Extracted records
____________
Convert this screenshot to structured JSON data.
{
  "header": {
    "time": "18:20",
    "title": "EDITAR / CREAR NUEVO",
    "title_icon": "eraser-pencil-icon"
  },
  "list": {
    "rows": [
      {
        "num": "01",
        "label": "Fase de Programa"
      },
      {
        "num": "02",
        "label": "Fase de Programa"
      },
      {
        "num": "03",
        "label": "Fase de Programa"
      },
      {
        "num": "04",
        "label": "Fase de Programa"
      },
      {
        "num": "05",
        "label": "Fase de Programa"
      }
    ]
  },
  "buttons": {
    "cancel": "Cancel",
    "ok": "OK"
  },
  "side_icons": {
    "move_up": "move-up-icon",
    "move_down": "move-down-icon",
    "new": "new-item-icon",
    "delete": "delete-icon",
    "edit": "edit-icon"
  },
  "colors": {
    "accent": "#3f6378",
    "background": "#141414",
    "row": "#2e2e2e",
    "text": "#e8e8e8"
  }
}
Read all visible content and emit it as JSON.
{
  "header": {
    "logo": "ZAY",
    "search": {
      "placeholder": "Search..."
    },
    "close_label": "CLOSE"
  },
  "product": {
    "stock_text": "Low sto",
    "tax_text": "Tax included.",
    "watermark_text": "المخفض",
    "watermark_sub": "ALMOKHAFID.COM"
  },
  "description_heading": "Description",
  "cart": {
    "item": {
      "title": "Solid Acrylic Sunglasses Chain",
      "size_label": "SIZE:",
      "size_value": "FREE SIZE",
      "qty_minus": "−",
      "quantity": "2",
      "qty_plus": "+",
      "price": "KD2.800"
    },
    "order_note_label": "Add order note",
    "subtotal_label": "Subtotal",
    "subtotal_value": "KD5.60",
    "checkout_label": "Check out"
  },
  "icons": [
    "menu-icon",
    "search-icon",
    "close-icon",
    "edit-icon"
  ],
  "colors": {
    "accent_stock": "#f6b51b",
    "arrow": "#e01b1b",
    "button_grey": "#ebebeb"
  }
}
____________
> WHAT TO PRODUCE
Recopy all the lines exactly as they appear.

> ANSWER TO THE EXERCISE
Convert this screenshot to structured JSON data.
{
  "header": {
    "time": "18:20",
    "title": "EDITAR / CREAR NUEVO",
    "title_icon": "eraser-pencil-icon"
  },
  "list": {
    "rows": [
      {
        "num": "01",
        "label": "Fase de Programa"
      },
      {
        "num": "02",
        "label": "Fase de Programa"
      },
      {
        "num": "03",
        "label": "Fase de Programa"
      },
      {
        "num": "04",
        "label": "Fase de Programa"
      },
      {
        "num": "05",
        "label": "Fase de Programa"
      }
    ]
  },
  "buttons": {
    "cancel": "Cancel",
    "ok": "OK"
  },
  "side_icons": {
    "move_up": "move-up-icon",
    "move_down": "move-down-icon",
    "new": "new-item-icon",
    "delete": "delete-icon",
    "edit": "edit-icon"
  },
  "colors": {
    "accent": "#3f6378",
    "background": "#141414",
    "row": "#2e2e2e",
    "text": "#e8e8e8"
  }
}
Read all visible content and emit it as JSON.
{
  "header": {
    "logo": "ZAY",
    "search": {
      "placeholder": "Search..."
    },
    "close_label": "CLOSE"
  },
  "product": {
    "stock_text": "Low sto",
    "tax_text": "Tax included.",
    "watermark_text": "المخفض",
    "watermark_sub": "ALMOKHAFID.COM"
  },
  "description_heading": "Description",
  "cart": {
    "item": {
      "title": "Solid Acrylic Sunglasses Chain",
      "size_label": "SIZE:",
      "size_value": "FREE SIZE",
      "qty_minus": "−",
      "quantity": "2",
      "qty_plus": "+",
      "price": "KD2.800"
    },
    "order_note_label": "Add order note",
    "subtotal_label": "Subtotal",
    "subtotal_value": "KD5.60",
    "checkout_label": "Check out"
  },
  "icons": [
    "menu-icon",
    "search-icon",
    "close-icon",
    "edit-icon"
  ],
  "colors": {
    "accent_stock": "#f6b51b",
    "arrow": "#e01b1b",
    "button_grey": "#ebebeb"
  }
}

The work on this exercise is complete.